→ What you should do: Wherever the string "ready" appears in a line, extract that line.

────────────────────────────────────────

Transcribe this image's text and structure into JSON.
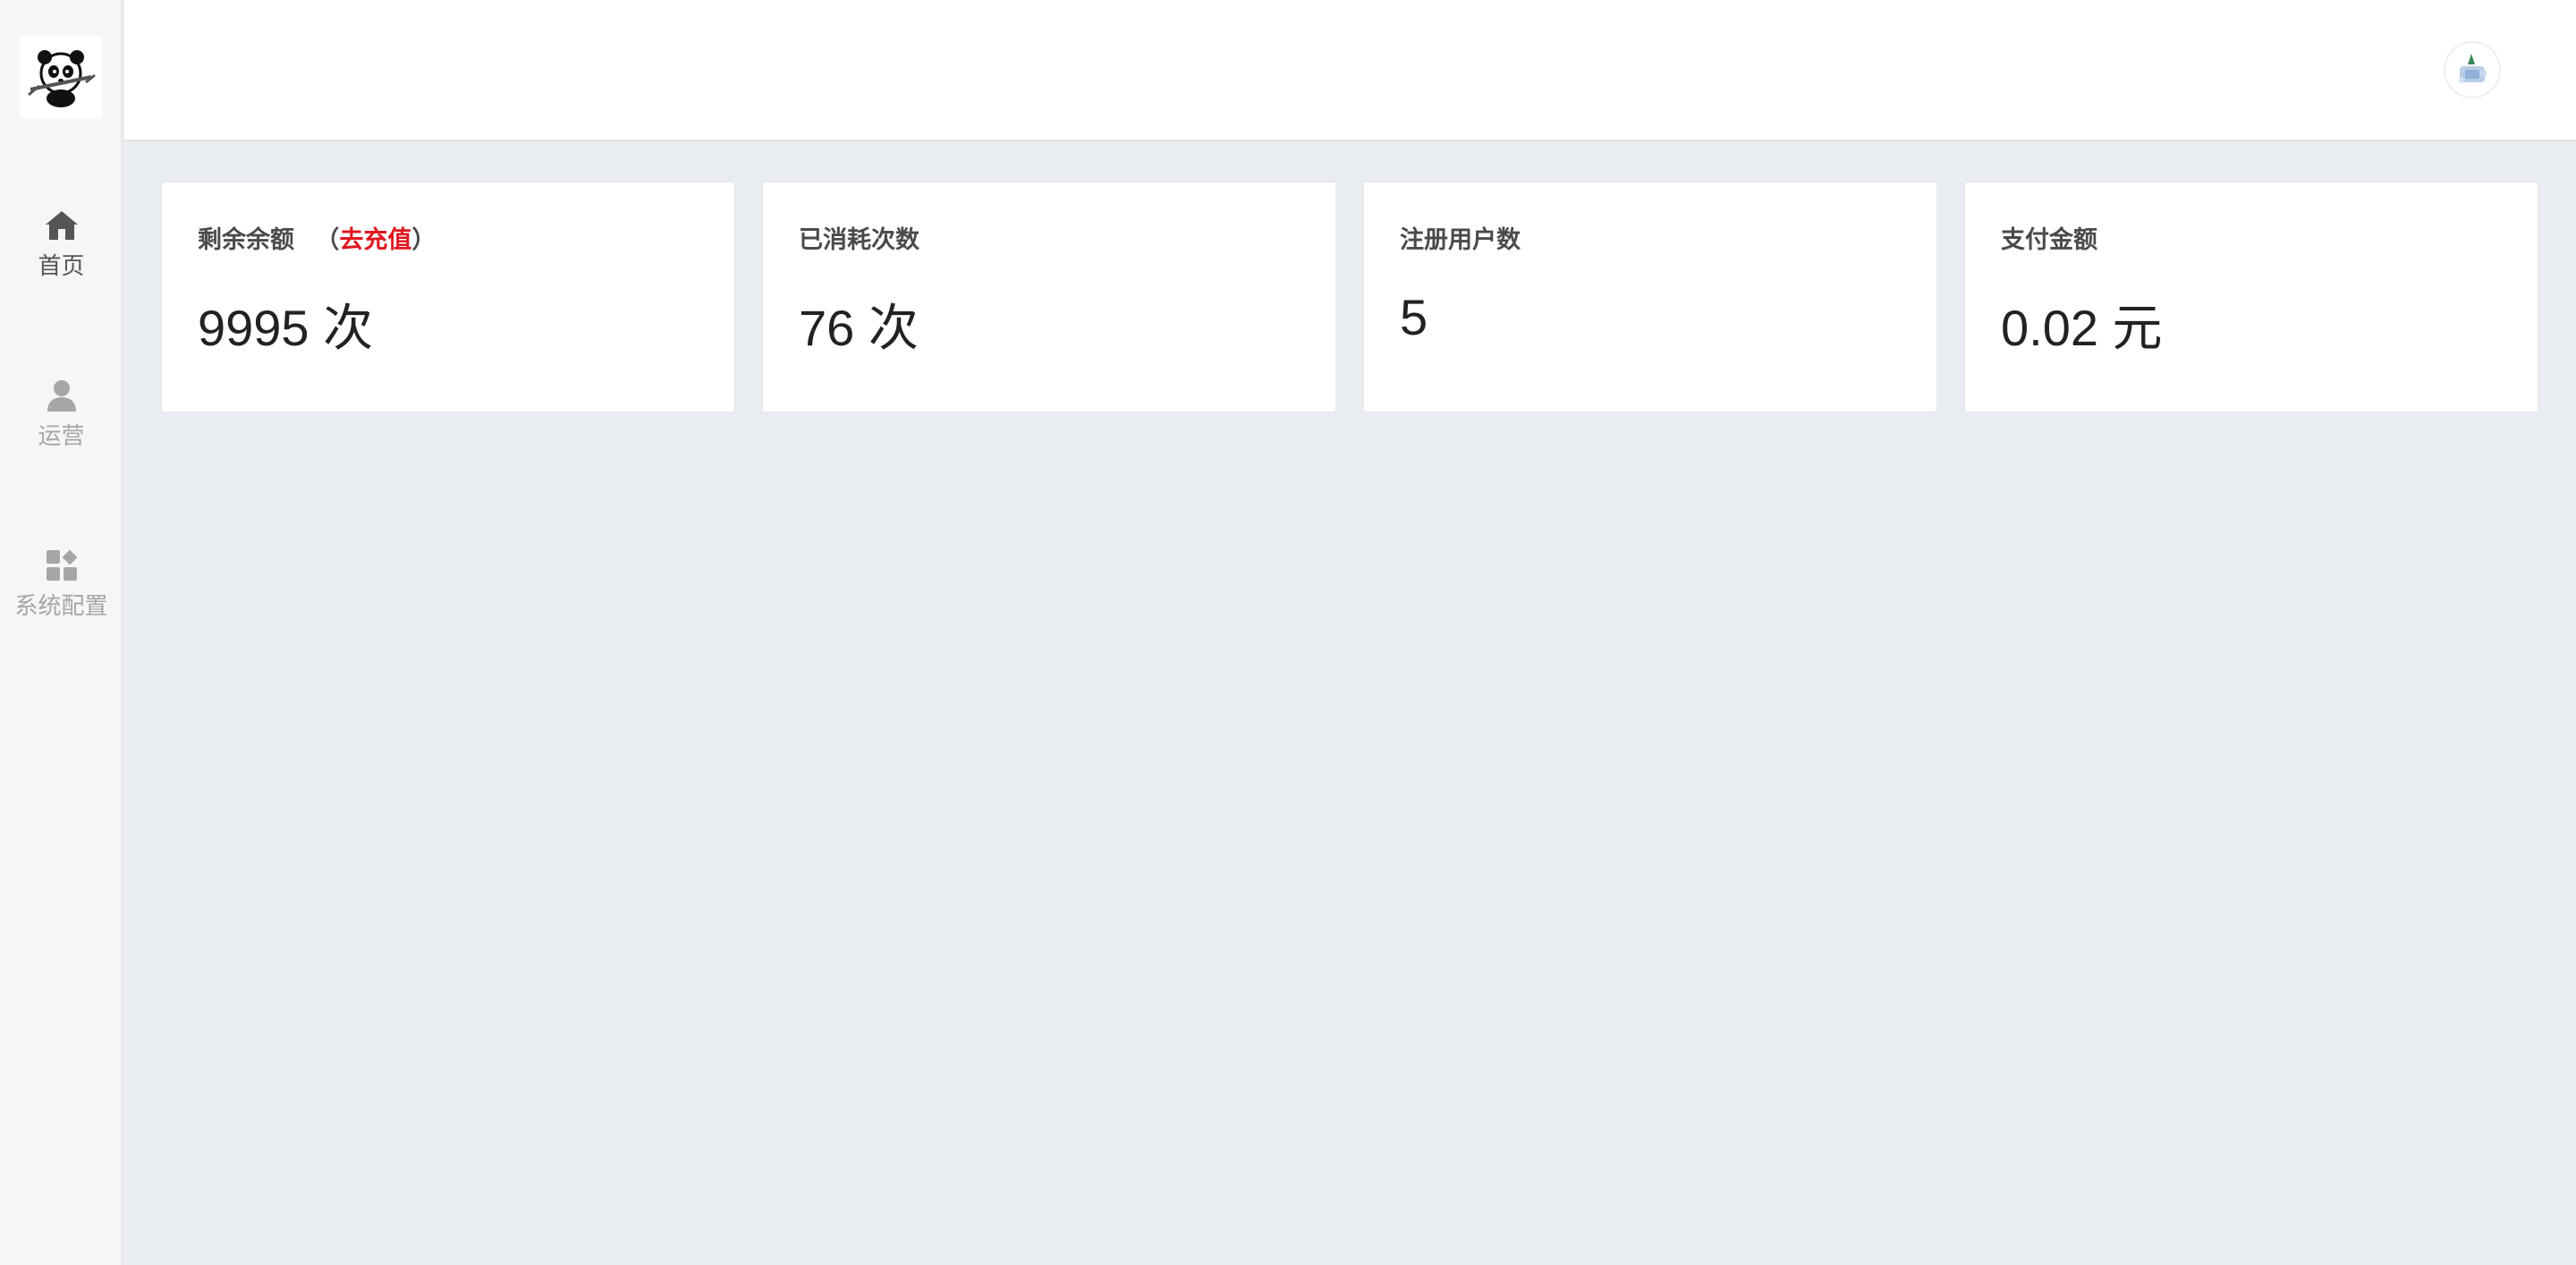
{
  "sidebar": {
    "items": [
      {
        "label": "首页",
        "icon": "home-icon",
        "active": true
      },
      {
        "label": "运营",
        "icon": "user-icon",
        "active": false
      },
      {
        "label": "系统配置",
        "icon": "grid-icon",
        "active": false
      }
    ]
  },
  "stats": [
    {
      "title": "剩余余额",
      "paren_open": "（",
      "link": "去充值",
      "paren_close": "）",
      "value": "9995 次"
    },
    {
      "title": "已消耗次数",
      "value": "76 次"
    },
    {
      "title": "注册用户数",
      "value": "5"
    },
    {
      "title": "支付金额",
      "value": "0.02 元"
    }
  ],
  "colors": {
    "accent_link": "#e0161f",
    "sidebar_bg": "#f6f6f6",
    "page_bg": "#e9edf2"
  }
}
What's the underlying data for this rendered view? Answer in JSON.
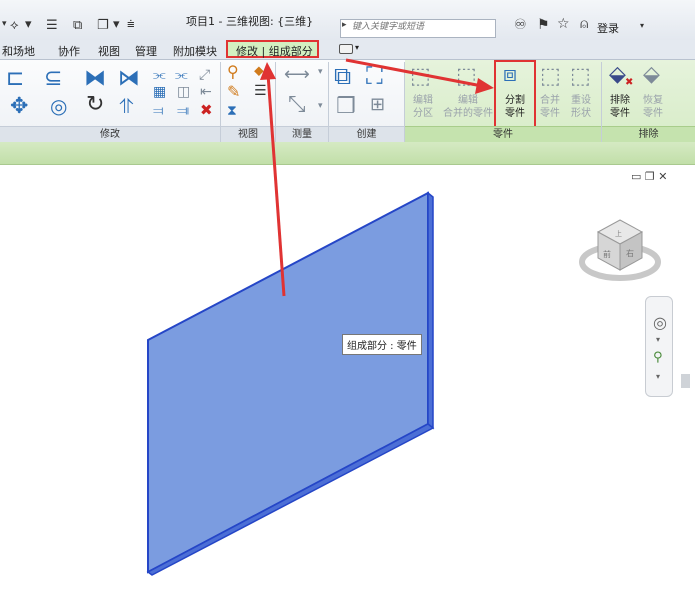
{
  "window": {
    "title": "项目1 - 三维视图: {三维}",
    "search_placeholder": "键入关键字或短语",
    "login_label": "登录"
  },
  "tabs": [
    {
      "label": "和场地"
    },
    {
      "label": "协作"
    },
    {
      "label": "视图"
    },
    {
      "label": "管理"
    },
    {
      "label": "附加模块"
    }
  ],
  "context_tab": {
    "label": "修改 | 组成部分",
    "highlight_color": "#e03333",
    "bg_color": "#d3f0c1"
  },
  "ribbon": {
    "panels": [
      {
        "title": "修改"
      },
      {
        "title": "视图"
      },
      {
        "title": "测量"
      },
      {
        "title": "创建"
      },
      {
        "title": "零件"
      },
      {
        "title": "排除"
      }
    ],
    "parts_buttons": [
      {
        "line1": "编辑",
        "line2": "分区",
        "enabled": false
      },
      {
        "line1": "编辑",
        "line2": "合并的零件",
        "enabled": false
      },
      {
        "line1": "分割",
        "line2": "零件",
        "enabled": true
      },
      {
        "line1": "合并",
        "line2": "零件",
        "enabled": false
      },
      {
        "line1": "重设",
        "line2": "形状",
        "enabled": false
      }
    ],
    "exclude_buttons": [
      {
        "line1": "排除",
        "line2": "零件",
        "enabled": true
      },
      {
        "line1": "恢复",
        "line2": "零件",
        "enabled": false
      }
    ]
  },
  "viewport": {
    "tooltip": "组成部分 : 零件",
    "wall_color": "#7b9ce0",
    "wall_edge_color": "#2546c7",
    "viewcube": {
      "face_front": "前",
      "face_right": "右",
      "face_top": "上"
    }
  },
  "annotation": {
    "color": "#e03333"
  }
}
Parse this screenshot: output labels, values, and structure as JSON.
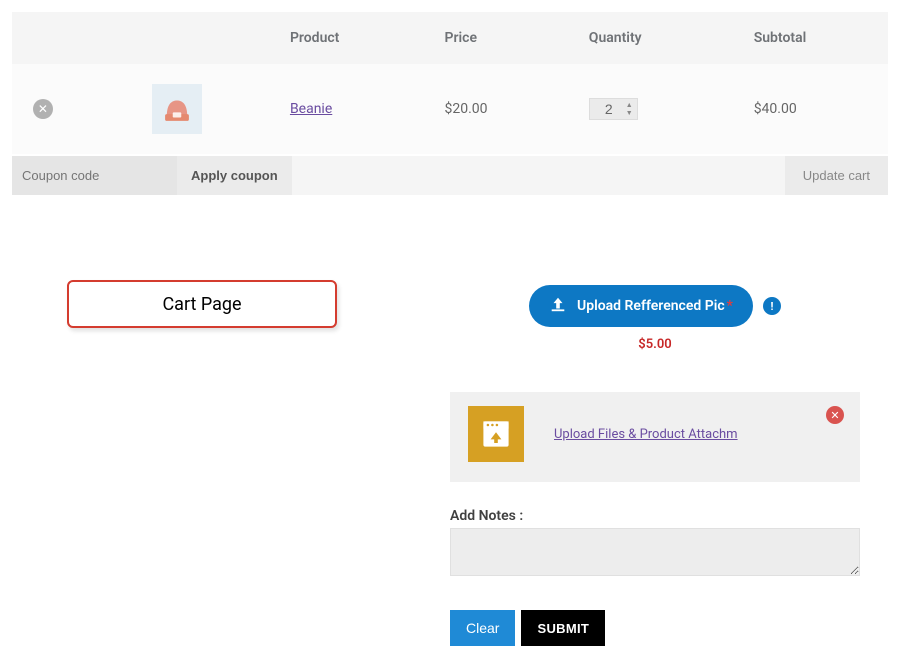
{
  "cart": {
    "headers": {
      "product": "Product",
      "price": "Price",
      "quantity": "Quantity",
      "subtotal": "Subtotal"
    },
    "item": {
      "name": "Beanie",
      "price": "$20.00",
      "quantity": "2",
      "subtotal": "$40.00",
      "thumb_color": "#e58e7b"
    },
    "coupon_placeholder": "Coupon code",
    "apply_coupon_label": "Apply coupon",
    "update_cart_label": "Update cart"
  },
  "annotation": {
    "label": "Cart Page"
  },
  "upload": {
    "button_label": "Upload Refferenced Pic",
    "required_marker": "*",
    "info_icon_glyph": "!",
    "price": "$5.00"
  },
  "attach": {
    "link_label": "Upload Files & Product Attachm",
    "close_glyph": "✕"
  },
  "notes": {
    "label": "Add Notes :"
  },
  "buttons": {
    "clear": "Clear",
    "submit": "SUBMIT"
  }
}
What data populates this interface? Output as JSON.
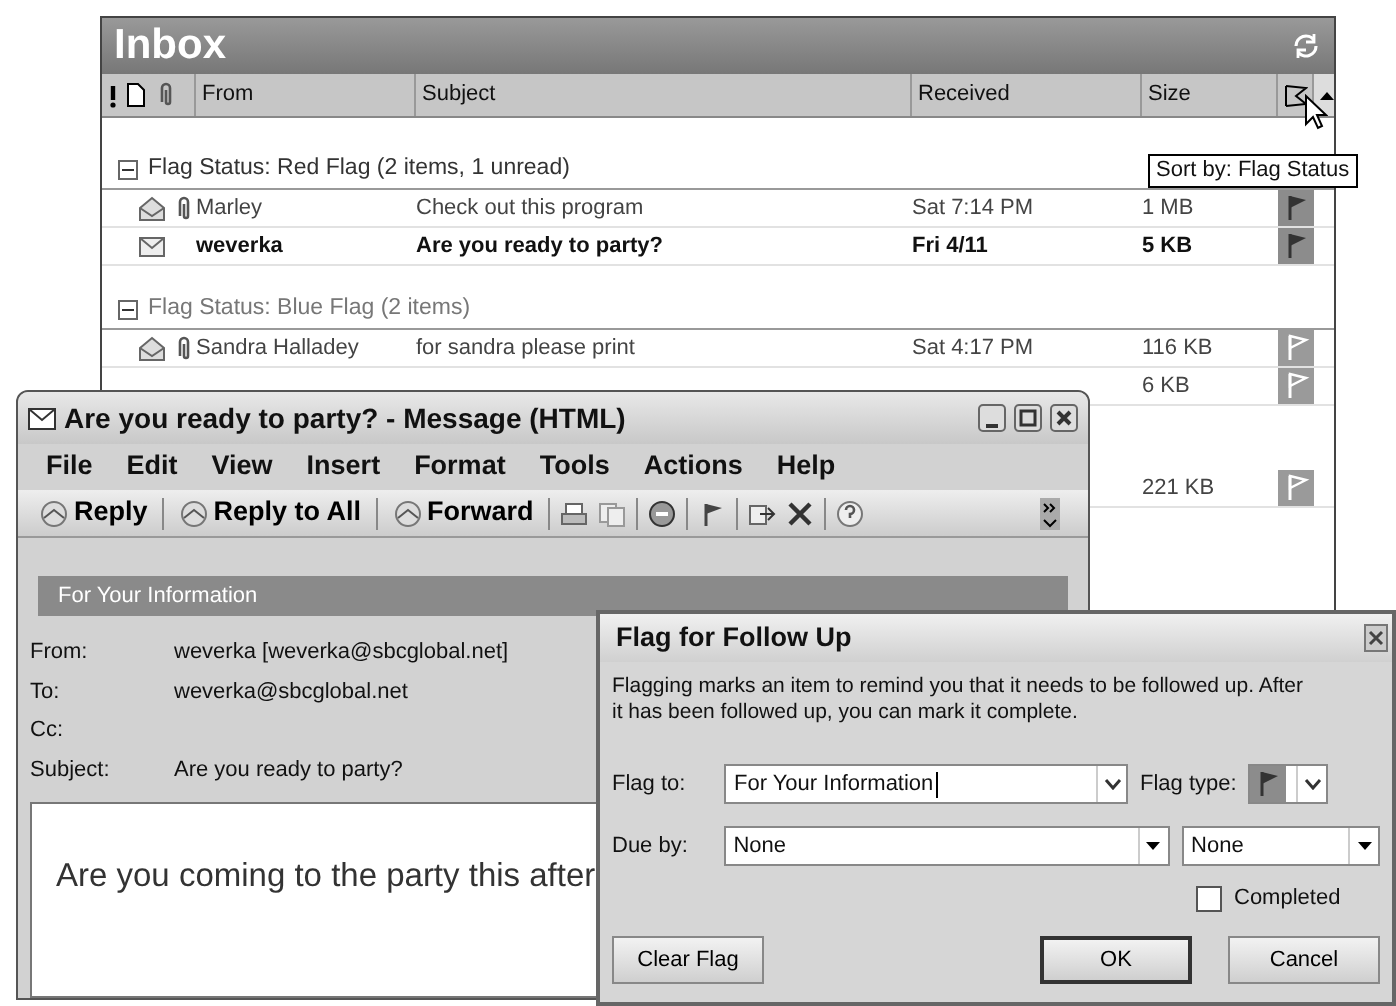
{
  "inbox": {
    "title": "Inbox",
    "columns": [
      "From",
      "Subject",
      "Received",
      "Size"
    ],
    "groups": [
      {
        "label": "Flag Status: Red Flag (2 items, 1 unread)",
        "expanded": true,
        "emphasis": true,
        "rows": [
          {
            "read": true,
            "attachment": true,
            "unread": false,
            "from": "Marley",
            "subject": "Check out this program",
            "received": "Sat 7:14 PM",
            "size": "1 MB",
            "kind": "red_flag"
          },
          {
            "read": false,
            "attachment": false,
            "unread": true,
            "from": "weverka",
            "subject": "Are you ready to party?",
            "received": "Fri 4/11",
            "size": "5 KB",
            "kind": "red_flag"
          }
        ]
      },
      {
        "label": "Flag Status: Blue Flag (2 items)",
        "expanded": true,
        "emphasis": false,
        "rows": [
          {
            "read": true,
            "attachment": true,
            "unread": false,
            "from": "Sandra Halladey",
            "subject": "for sandra please print",
            "received": "Sat 4:17 PM",
            "size": "116 KB",
            "kind": "blue_flag"
          },
          {
            "size": "6 KB",
            "kind": "blue_flag"
          }
        ]
      },
      {
        "rows": [
          {
            "size": "221 KB",
            "kind": "blue_flag"
          }
        ]
      }
    ],
    "tooltip": "Sort by: Flag Status"
  },
  "message": {
    "title": "Are you ready to party? - Message (HTML)",
    "menu": [
      "File",
      "Edit",
      "View",
      "Insert",
      "Format",
      "Tools",
      "Actions",
      "Help"
    ],
    "toolbar": [
      "Reply",
      "Reply to All",
      "Forward"
    ],
    "info_band": "For Your Information",
    "fields": [
      {
        "label": "From:",
        "value": "weverka [weverka@sbcglobal.net]"
      },
      {
        "label": "To:",
        "value": "weverka@sbcglobal.net"
      },
      {
        "label": "Cc:"
      },
      {
        "label": "Subject:",
        "value": "Are you ready to party?"
      }
    ],
    "body": "Are you coming to the party this after"
  },
  "dialog": {
    "title": "Flag for Follow Up",
    "description": "Flagging marks an item to remind you that it needs to be followed up.  After\nit has been followed up, you can mark it complete.",
    "flag_to": {
      "label": "Flag to:",
      "value": "For Your Information"
    },
    "flag_type": {
      "label": "Flag type:",
      "kind": "red_flag"
    },
    "due_by": {
      "label": "Due by:",
      "date": "None",
      "time": "None"
    },
    "completed": {
      "label": "Completed",
      "checked": false
    },
    "buttons": [
      {
        "label": "Clear Flag",
        "default": false
      },
      {
        "label": "OK",
        "default": true
      },
      {
        "label": "Cancel",
        "default": false
      }
    ]
  }
}
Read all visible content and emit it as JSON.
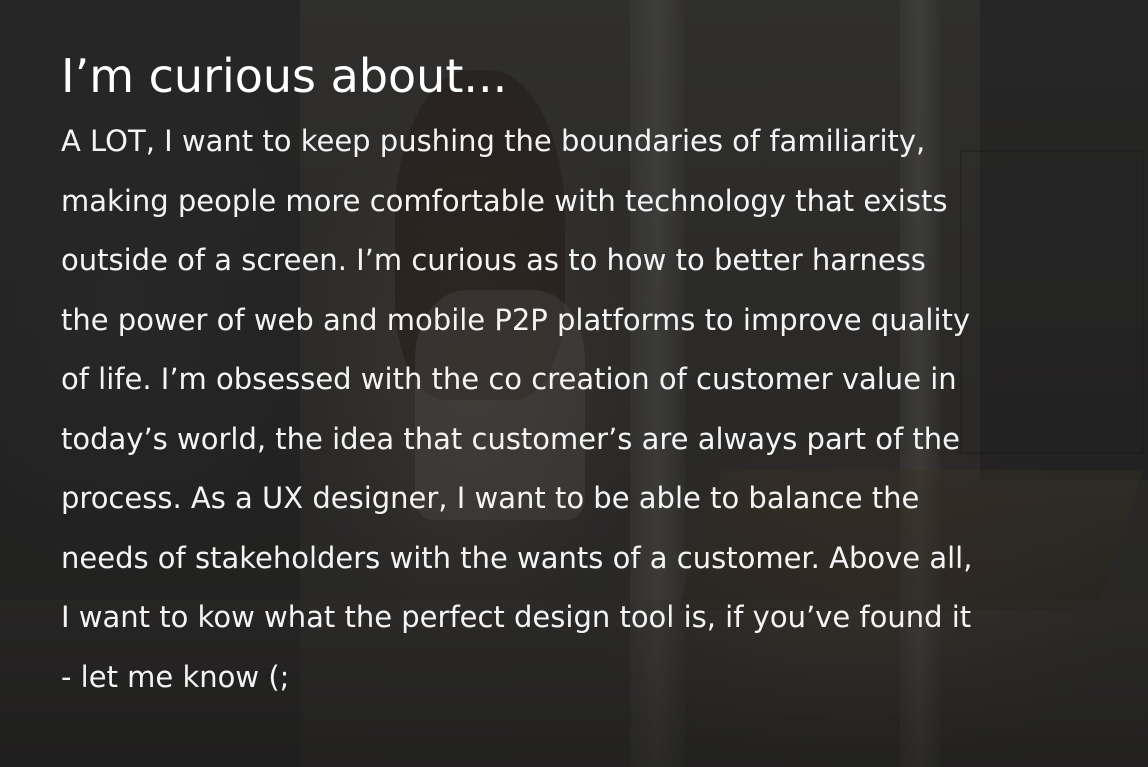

────────────────────────────────────────

→ Result of this exercise:
            "subject": "Are you ready to party?",
    "title": "Are you ready to party? - Message (HTML)",
        "value": "Are you ready to party?"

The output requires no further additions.